● What to do
Print each line of the listing once more, precisely as given.
===== Record excerpts =====
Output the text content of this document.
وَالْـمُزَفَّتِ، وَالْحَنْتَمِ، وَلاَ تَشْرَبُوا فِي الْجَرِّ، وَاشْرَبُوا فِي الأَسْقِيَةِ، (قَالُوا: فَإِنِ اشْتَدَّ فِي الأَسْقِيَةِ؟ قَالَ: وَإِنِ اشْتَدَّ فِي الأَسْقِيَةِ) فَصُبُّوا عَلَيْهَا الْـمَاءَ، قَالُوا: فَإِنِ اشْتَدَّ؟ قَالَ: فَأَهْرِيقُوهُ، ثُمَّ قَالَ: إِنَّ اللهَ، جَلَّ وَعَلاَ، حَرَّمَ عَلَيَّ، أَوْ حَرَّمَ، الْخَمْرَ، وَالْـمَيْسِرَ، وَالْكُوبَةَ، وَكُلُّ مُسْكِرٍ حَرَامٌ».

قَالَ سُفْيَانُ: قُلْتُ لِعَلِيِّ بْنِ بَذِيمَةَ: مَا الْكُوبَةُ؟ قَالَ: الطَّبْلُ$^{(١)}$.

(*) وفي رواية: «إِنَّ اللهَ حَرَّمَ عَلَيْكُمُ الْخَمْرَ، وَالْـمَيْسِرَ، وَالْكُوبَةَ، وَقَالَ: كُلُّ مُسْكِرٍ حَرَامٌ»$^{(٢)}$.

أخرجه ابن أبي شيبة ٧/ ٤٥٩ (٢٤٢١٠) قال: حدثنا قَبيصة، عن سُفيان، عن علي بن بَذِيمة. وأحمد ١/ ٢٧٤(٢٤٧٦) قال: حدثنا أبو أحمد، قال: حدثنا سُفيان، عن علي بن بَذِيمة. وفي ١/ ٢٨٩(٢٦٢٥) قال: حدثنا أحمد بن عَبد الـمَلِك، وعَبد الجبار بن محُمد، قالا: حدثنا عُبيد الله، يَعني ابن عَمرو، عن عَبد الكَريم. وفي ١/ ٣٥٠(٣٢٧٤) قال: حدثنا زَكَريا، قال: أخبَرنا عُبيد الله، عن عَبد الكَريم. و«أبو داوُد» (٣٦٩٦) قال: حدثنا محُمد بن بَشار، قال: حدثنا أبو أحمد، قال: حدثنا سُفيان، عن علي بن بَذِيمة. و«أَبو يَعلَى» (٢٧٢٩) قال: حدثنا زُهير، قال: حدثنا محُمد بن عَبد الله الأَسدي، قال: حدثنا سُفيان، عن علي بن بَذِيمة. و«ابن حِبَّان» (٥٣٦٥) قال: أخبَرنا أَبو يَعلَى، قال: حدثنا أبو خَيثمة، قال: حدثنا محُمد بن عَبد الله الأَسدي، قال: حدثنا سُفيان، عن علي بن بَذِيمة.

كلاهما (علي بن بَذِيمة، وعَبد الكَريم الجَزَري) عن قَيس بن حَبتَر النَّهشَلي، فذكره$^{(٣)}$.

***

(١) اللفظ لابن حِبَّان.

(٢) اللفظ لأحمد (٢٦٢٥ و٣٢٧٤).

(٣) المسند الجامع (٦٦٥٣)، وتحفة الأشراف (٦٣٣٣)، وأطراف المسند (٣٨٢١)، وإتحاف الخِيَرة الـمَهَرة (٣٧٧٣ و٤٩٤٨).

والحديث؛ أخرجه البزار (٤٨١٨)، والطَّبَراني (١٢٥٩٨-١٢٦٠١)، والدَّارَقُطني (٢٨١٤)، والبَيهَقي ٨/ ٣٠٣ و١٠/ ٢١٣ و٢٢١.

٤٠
=====
● Expected output
Output the text content of this document.
وَالْـمُزَفَّتِ، وَالْحَنْتَمِ، وَلاَ تَشْرَبُوا فِي الْجَرِّ، وَاشْرَبُوا فِي الأَسْقِيَةِ، (قَالُوا: فَإِنِ اشْتَدَّ فِي الأَسْقِيَةِ؟ قَالَ: وَإِنِ اشْتَدَّ فِي الأَسْقِيَةِ) فَصُبُّوا عَلَيْهَا الْـمَاءَ، قَالُوا: فَإِنِ اشْتَدَّ؟ قَالَ: فَأَهْرِيقُوهُ، ثُمَّ قَالَ: إِنَّ اللهَ، جَلَّ وَعَلاَ، حَرَّمَ عَلَيَّ، أَوْ حَرَّمَ، الْخَمْرَ، وَالْـمَيْسِرَ، وَالْكُوبَةَ، وَكُلُّ مُسْكِرٍ حَرَامٌ».

قَالَ سُفْيَانُ: قُلْتُ لِعَلِيِّ بْنِ بَذِيمَةَ: مَا الْكُوبَةُ؟ قَالَ: الطَّبْلُ$^{(١)}$.

(*) وفي رواية: «إِنَّ اللهَ حَرَّمَ عَلَيْكُمُ الْخَمْرَ، وَالْـمَيْسِرَ، وَالْكُوبَةَ، وَقَالَ: كُلُّ مُسْكِرٍ حَرَامٌ»$^{(٢)}$.

أخرجه ابن أبي شيبة ٧/ ٤٥٩ (٢٤٢١٠) قال: حدثنا قَبيصة، عن سُفيان، عن علي بن بَذِيمة. وأحمد ١/ ٢٧٤(٢٤٧٦) قال: حدثنا أبو أحمد، قال: حدثنا سُفيان، عن علي بن بَذِيمة. وفي ١/ ٢٨٩(٢٦٢٥) قال: حدثنا أحمد بن عَبد الـمَلِك، وعَبد الجبار بن محُمد، قالا: حدثنا عُبيد الله، يَعني ابن عَمرو، عن عَبد الكَريم. وفي ١/ ٣٥٠(٣٢٧٤) قال: حدثنا زَكَريا، قال: أخبَرنا عُبيد الله، عن عَبد الكَريم. و«أبو داوُد» (٣٦٩٦) قال: حدثنا محُمد بن بَشار، قال: حدثنا أبو أحمد، قال: حدثنا سُفيان، عن علي بن بَذِيمة. و«أَبو يَعلَى» (٢٧٢٩) قال: حدثنا زُهير، قال: حدثنا محُمد بن عَبد الله الأَسدي، قال: حدثنا سُفيان، عن علي بن بَذِيمة. و«ابن حِبَّان» (٥٣٦٥) قال: أخبَرنا أَبو يَعلَى، قال: حدثنا أبو خَيثمة، قال: حدثنا محُمد بن عَبد الله الأَسدي، قال: حدثنا سُفيان، عن علي بن بَذِيمة.

كلاهما (علي بن بَذِيمة، وعَبد الكَريم الجَزَري) عن قَيس بن حَبتَر النَّهشَلي، فذكره$^{(٣)}$.

***

(١) اللفظ لابن حِبَّان.

(٢) اللفظ لأحمد (٢٦٢٥ و٣٢٧٤).

(٣) المسند الجامع (٦٦٥٣)، وتحفة الأشراف (٦٣٣٣)، وأطراف المسند (٣٨٢١)، وإتحاف الخِيَرة الـمَهَرة (٣٧٧٣ و٤٩٤٨).

والحديث؛ أخرجه البزار (٤٨١٨)، والطَّبَراني (١٢٥٩٨-١٢٦٠١)، والدَّارَقُطني (٢٨١٤)، والبَيهَقي ٨/ ٣٠٣ و١٠/ ٢١٣ و٢٢١.

٤٠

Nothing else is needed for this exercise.